WHAT THE EXERCISE ASKS: Copy each line holding the string "They".

>> BEGIN SUPPLIED INFORMATION

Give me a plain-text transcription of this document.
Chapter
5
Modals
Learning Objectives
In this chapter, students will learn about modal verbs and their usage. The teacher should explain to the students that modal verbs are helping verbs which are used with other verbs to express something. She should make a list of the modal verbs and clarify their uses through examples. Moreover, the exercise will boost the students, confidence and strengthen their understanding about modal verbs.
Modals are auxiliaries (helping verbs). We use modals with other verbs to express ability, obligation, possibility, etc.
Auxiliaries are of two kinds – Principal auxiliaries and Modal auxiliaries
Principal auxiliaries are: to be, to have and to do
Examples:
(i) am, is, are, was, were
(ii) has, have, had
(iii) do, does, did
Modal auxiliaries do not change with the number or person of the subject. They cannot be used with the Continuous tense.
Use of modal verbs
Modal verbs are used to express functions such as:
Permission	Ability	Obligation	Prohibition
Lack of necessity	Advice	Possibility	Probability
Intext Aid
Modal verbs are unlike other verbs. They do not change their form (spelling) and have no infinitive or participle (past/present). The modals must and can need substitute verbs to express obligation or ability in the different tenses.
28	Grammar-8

>> END SUPPLIED INFORMATION

CORRECT ANSWER:
Modal auxiliaries do not change with the number or person of the subject. They cannot be used with the Continuous tense.
Modal verbs are unlike other verbs. They do not change their form (spelling) and have no infinitive or participle (past/present). The modals must and can need substitute verbs to express obligation or ability in the different tenses.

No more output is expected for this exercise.